### Given problem:
Locate every line in the records below that holds the word "soit" and return each one.
--- START Material ---
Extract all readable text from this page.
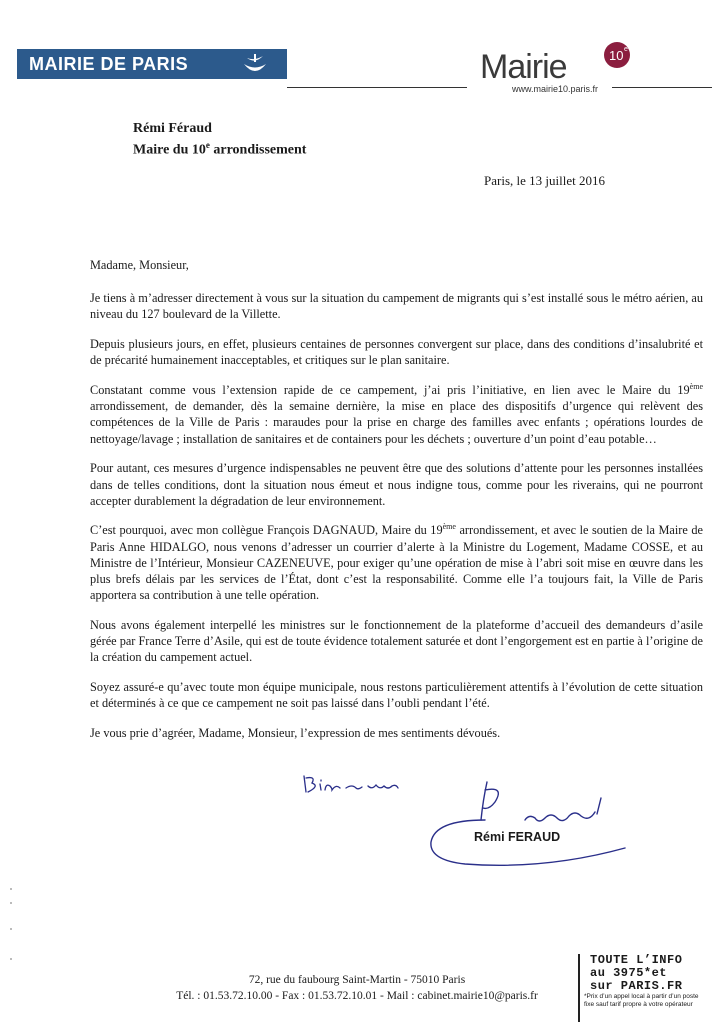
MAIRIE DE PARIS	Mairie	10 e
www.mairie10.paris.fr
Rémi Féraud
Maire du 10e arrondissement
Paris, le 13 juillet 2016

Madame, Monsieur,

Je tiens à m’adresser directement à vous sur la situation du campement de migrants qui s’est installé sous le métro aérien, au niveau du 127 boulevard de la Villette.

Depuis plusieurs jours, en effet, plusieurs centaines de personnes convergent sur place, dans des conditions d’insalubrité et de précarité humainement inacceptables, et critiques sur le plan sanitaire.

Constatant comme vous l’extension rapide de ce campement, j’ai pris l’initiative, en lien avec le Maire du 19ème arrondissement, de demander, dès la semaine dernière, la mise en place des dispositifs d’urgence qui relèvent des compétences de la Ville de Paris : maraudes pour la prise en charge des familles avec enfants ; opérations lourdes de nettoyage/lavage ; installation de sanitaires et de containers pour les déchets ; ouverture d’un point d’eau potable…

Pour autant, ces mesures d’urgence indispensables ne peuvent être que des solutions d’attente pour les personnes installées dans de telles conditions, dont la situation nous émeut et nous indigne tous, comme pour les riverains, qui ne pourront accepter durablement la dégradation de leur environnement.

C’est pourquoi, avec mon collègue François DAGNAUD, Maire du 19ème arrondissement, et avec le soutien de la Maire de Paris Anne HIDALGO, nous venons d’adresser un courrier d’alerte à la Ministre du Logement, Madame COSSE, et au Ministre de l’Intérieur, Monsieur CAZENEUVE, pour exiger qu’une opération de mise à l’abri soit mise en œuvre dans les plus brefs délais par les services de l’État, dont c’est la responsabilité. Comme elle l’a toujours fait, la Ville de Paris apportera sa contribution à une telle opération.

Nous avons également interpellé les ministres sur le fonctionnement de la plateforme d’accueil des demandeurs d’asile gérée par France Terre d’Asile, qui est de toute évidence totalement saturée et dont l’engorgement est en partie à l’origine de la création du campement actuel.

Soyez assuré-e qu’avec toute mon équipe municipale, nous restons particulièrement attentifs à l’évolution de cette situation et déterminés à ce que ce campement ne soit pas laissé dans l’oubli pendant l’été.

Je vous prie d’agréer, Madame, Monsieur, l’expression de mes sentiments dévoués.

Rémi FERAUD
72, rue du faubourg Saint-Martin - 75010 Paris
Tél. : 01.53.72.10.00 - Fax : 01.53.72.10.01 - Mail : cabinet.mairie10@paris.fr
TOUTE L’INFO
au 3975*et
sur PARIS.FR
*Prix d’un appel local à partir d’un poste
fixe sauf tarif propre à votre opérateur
--- END Material ---
### Output of the exercise:
C’est pourquoi, avec mon collègue François DAGNAUD, Maire du 19ème arrondissement, et avec le soutien de la Maire de Paris Anne HIDALGO, nous venons d’adresser un courrier d’alerte à la Ministre du Logement, Madame COSSE, et au Ministre de l’Intérieur, Monsieur CAZENEUVE, pour exiger qu’une opération de mise à l’abri soit mise en œuvre dans les plus brefs délais par les services de l’État, dont c’est la responsabilité. Comme elle l’a toujours fait, la Ville de Paris apportera sa contribution à une telle opération.
Soyez assuré-e qu’avec toute mon équipe municipale, nous restons particulièrement attentifs à l’évolution de cette situation et déterminés à ce que ce campement ne soit pas laissé dans l’oubli pendant l’été.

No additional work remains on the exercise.